# Instructions to follow
In the entries below, find the lines that contain the word "value" and copy them.

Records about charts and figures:
----

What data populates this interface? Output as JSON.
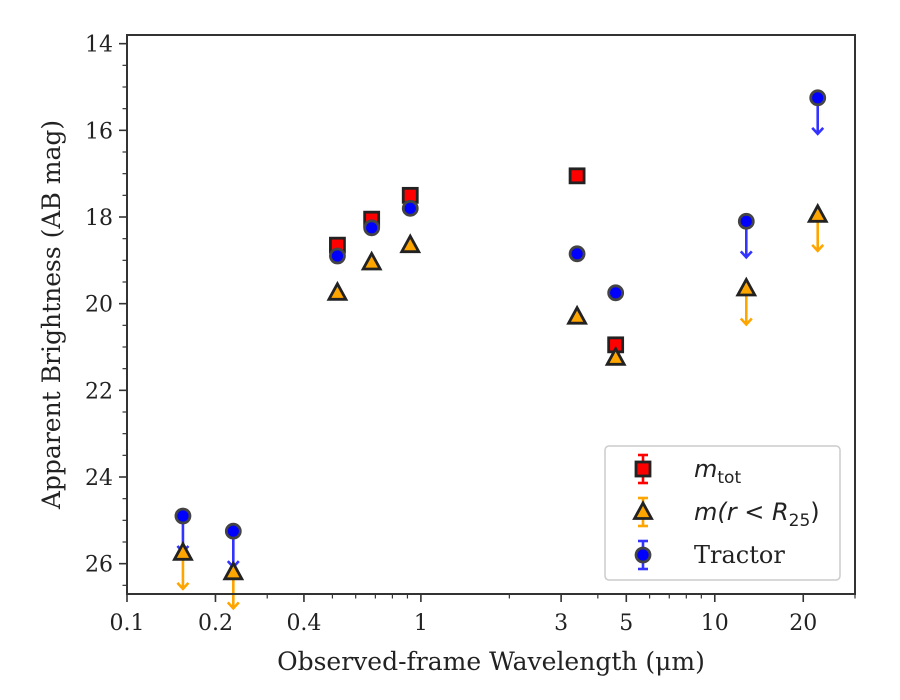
{
  "chart_data": {
    "type": "scatter",
    "xscale": "log",
    "yaxis_inverted": true,
    "xlim": [
      0.1,
      30
    ],
    "ylim": [
      26.7,
      13.8
    ],
    "xlabel": "Observed-frame Wavelength (μm)",
    "ylabel": "Apparent Brightness (AB mag)",
    "xticks": [
      {
        "value": 0.1,
        "label": "0.1"
      },
      {
        "value": 0.2,
        "label": "0.2"
      },
      {
        "value": 0.4,
        "label": "0.4"
      },
      {
        "value": 1,
        "label": "1"
      },
      {
        "value": 3,
        "label": "3"
      },
      {
        "value": 5,
        "label": "5"
      },
      {
        "value": 10,
        "label": "10"
      },
      {
        "value": 20,
        "label": "20"
      }
    ],
    "yticks": [
      14,
      16,
      18,
      20,
      22,
      24,
      26
    ],
    "legend_position": "lower right",
    "series": [
      {
        "name": "m_tot",
        "legend_label_main": "m",
        "legend_label_sub": "tot",
        "marker": "square",
        "color": "#ff0000",
        "errcolor": "#ff0000",
        "points": [
          {
            "x": 0.52,
            "y": 18.65,
            "upper_limit": false
          },
          {
            "x": 0.68,
            "y": 18.05,
            "upper_limit": false
          },
          {
            "x": 0.92,
            "y": 17.5,
            "upper_limit": false
          },
          {
            "x": 3.4,
            "y": 17.05,
            "upper_limit": false
          },
          {
            "x": 4.6,
            "y": 20.95,
            "upper_limit": false
          }
        ]
      },
      {
        "name": "m(r<R_25)",
        "legend_label_main": "m(r < R",
        "legend_label_sub": "25",
        "legend_label_end": ")",
        "marker": "triangle",
        "color": "#ffa500",
        "errcolor": "#ffa500",
        "points": [
          {
            "x": 0.155,
            "y": 25.75,
            "upper_limit": true
          },
          {
            "x": 0.23,
            "y": 26.2,
            "upper_limit": true
          },
          {
            "x": 0.52,
            "y": 19.75,
            "upper_limit": false
          },
          {
            "x": 0.68,
            "y": 19.05,
            "upper_limit": false
          },
          {
            "x": 0.92,
            "y": 18.65,
            "upper_limit": false
          },
          {
            "x": 3.4,
            "y": 20.3,
            "upper_limit": false
          },
          {
            "x": 4.6,
            "y": 21.25,
            "upper_limit": false
          },
          {
            "x": 12.8,
            "y": 19.65,
            "upper_limit": true
          },
          {
            "x": 22.4,
            "y": 17.95,
            "upper_limit": true
          }
        ]
      },
      {
        "name": "Tractor",
        "legend_label_main": "Tractor",
        "marker": "circle",
        "color": "#0000ff",
        "errcolor": "#3333ff",
        "points": [
          {
            "x": 0.155,
            "y": 24.9,
            "upper_limit": true
          },
          {
            "x": 0.23,
            "y": 25.25,
            "upper_limit": true
          },
          {
            "x": 0.52,
            "y": 18.9,
            "upper_limit": false
          },
          {
            "x": 0.68,
            "y": 18.25,
            "upper_limit": false
          },
          {
            "x": 0.92,
            "y": 17.8,
            "upper_limit": false
          },
          {
            "x": 3.4,
            "y": 18.85,
            "upper_limit": false
          },
          {
            "x": 4.6,
            "y": 19.75,
            "upper_limit": false
          },
          {
            "x": 12.8,
            "y": 18.1,
            "upper_limit": true
          },
          {
            "x": 22.4,
            "y": 15.25,
            "upper_limit": true
          }
        ]
      }
    ]
  }
}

----

# Problem solution
        "value": 0.1,
        "value": 0.2,
        "value": 0.4,
        "value": 1,
        "value": 3,
        "value": 5,
        "value": 10,
        "value": 20,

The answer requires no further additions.